▸ Assignment A
Answer these questions from the discussion of correlation and causation given below, before the entries:
(i) In which systems, according to the discussion, are control systems always present?
(ii) What is the title of the paper the writer cites?
(iii) Which electrical relation is offered as an example of a bounded function and its integral?
▸ Assignment B
Decide whether each statement agrees with the discussion of correlation and causation below, which comes before the entries. Answer yes or no and quote the words that settle it.
(i) The three further examples all come from taking correlations between time series.
(ii) The proof about a bounded function and its integral is described as difficult.
(iii) The writer believes the generating process of the simulation resembles that in the real world.
▸ Assignment C
Write a continuation of the discussion of correlation and causation below, which comes before the entries, starting after its final sentence.

▸ Page extract
I was thinking more of the random graphs. It’s a bit like asking the question, what proportion of yes/no questions have the answer “yes”?
And, just to check: Your second and third example are both examples of correlation without causation, right?
Yes, I broadened the topic slightly.
I don’t believe that the generating process for your simulation resembles that in the real world. If it doesn’t, I don’t see the value in such a simulation.
For an analysis of some situations where unmeasurably small correlations are associated with strong causal influences and high correlations (±0.99) are associated with the absence of direct causal links, see my paper “When causation does not imply correlation: robust violations of the Faithfulness axiom” (arXiv, in book). The situations where this happens are whenever control systems are present, and they are always present in biological and social systems.
Here are three further examples of how to get non-causal correlations and causal non-correlations. They all result from taking correlations between time series. People who work with time series data generally know about these pitfalls, but people who don’t may not be aware of how easy it is to see mirages.
The first is the case of a bounded function and its integral. These have zero correlation with each other in any interval in which either of the two takes the same value at the beginning and the end. (The proof is simple and can be found in the paper of mine I cited.) For example, this is the relation between the current through a capacitor and the voltage across it. Set up a circuit in which you can turn a knob to change the voltage, and you will see the current vary according to how you twiddle the knob. Voltage is causing current. Set up a different circuit where a knob sets the current and you can use the current to cause the voltage. Over any interval in which the operating knob begins and ends in the same position, the correlation will be zero. People who deal with time series have techniques for detecting and removing integrations from the data.

▸ Given information
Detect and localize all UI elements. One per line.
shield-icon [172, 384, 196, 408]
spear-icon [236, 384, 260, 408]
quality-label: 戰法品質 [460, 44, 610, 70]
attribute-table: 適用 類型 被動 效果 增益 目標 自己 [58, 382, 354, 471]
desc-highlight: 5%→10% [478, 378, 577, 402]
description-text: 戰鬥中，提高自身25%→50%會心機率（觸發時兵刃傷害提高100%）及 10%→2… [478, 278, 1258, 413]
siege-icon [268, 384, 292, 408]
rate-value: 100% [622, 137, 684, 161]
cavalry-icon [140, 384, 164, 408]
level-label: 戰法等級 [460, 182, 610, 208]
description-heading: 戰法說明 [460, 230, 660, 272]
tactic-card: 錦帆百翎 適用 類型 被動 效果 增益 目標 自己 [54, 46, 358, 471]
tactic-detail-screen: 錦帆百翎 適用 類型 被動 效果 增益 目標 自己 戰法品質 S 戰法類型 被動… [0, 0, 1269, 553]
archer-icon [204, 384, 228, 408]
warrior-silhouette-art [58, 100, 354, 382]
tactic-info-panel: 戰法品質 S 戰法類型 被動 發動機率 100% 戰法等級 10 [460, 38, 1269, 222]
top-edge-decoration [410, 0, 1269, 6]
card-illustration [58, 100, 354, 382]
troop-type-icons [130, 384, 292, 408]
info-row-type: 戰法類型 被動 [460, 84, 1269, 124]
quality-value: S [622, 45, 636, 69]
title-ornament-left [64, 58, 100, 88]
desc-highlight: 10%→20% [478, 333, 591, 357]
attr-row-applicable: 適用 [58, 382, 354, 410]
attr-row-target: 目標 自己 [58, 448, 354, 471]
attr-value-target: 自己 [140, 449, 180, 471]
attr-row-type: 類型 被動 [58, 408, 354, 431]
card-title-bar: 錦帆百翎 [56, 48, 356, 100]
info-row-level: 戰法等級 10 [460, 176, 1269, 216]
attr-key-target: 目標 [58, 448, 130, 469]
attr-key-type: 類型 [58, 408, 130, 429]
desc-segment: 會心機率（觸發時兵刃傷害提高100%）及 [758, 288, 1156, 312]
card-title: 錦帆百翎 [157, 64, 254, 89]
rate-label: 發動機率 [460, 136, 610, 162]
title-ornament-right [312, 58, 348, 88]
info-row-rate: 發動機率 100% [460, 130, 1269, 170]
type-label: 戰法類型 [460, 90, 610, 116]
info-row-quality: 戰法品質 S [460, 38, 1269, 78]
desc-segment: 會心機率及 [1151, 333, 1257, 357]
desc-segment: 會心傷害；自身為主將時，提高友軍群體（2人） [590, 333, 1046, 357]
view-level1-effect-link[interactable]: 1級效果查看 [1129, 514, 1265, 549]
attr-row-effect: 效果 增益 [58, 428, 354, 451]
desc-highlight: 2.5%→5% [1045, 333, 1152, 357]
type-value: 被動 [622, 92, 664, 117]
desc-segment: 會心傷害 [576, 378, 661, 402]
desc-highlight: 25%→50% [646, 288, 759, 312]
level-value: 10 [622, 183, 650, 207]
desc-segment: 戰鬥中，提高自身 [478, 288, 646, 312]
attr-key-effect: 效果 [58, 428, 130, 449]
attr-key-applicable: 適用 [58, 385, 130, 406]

▸ Answer box A
(i) Biological and social systems.
(ii) "When causation does not imply correlation: robust violations of the Faithfulness axiom"
(iii) The relation between the current through a capacitor and the voltage across it.

▸ Answer box B
(i) Yes: "They all result from taking correlations between time series."
(ii) No: "The proof is simple and can be found in the paper of mine I cited."
(iii) No: "I don’t believe that the generating process for your simulation resembles that in the real world."

▸ Answer box C
The second is the correlation between two time series that both show a trend over time. This can produce arbitrarily high correlations between things that have nothing to do with each other, and therefore such a trend is not evidence of causation, even if you have a story to tell about how the two things are related. You always have to detrend the data first.
The third is the curious fact that if you take two independent paths of a Wiener process (one-dimensional Brownian motion), then no matter how frequently you sample them over however long a period of time, the distribution of the correlation coefficient remains very broad. Its expected value is zero, because the processes are independent and trend-free, but the autocorrelation of Brownian motion drastically reduces the effective sample size to about 5.5. Yes, even if you take a million samples from the two paths, it doesn’t help. The paths themselves, never mind sampling from them, can have high correlation, easily as extreme as ±0.8. The phenomenon was noted in 1926, and a mathematical treatment given in “Yule’s ‘Nonsense Correlation’ Solved!” (arXiv, journal). The figure of 5.5 comes from my own simulation of the process.
But does the probability decrease fast enough?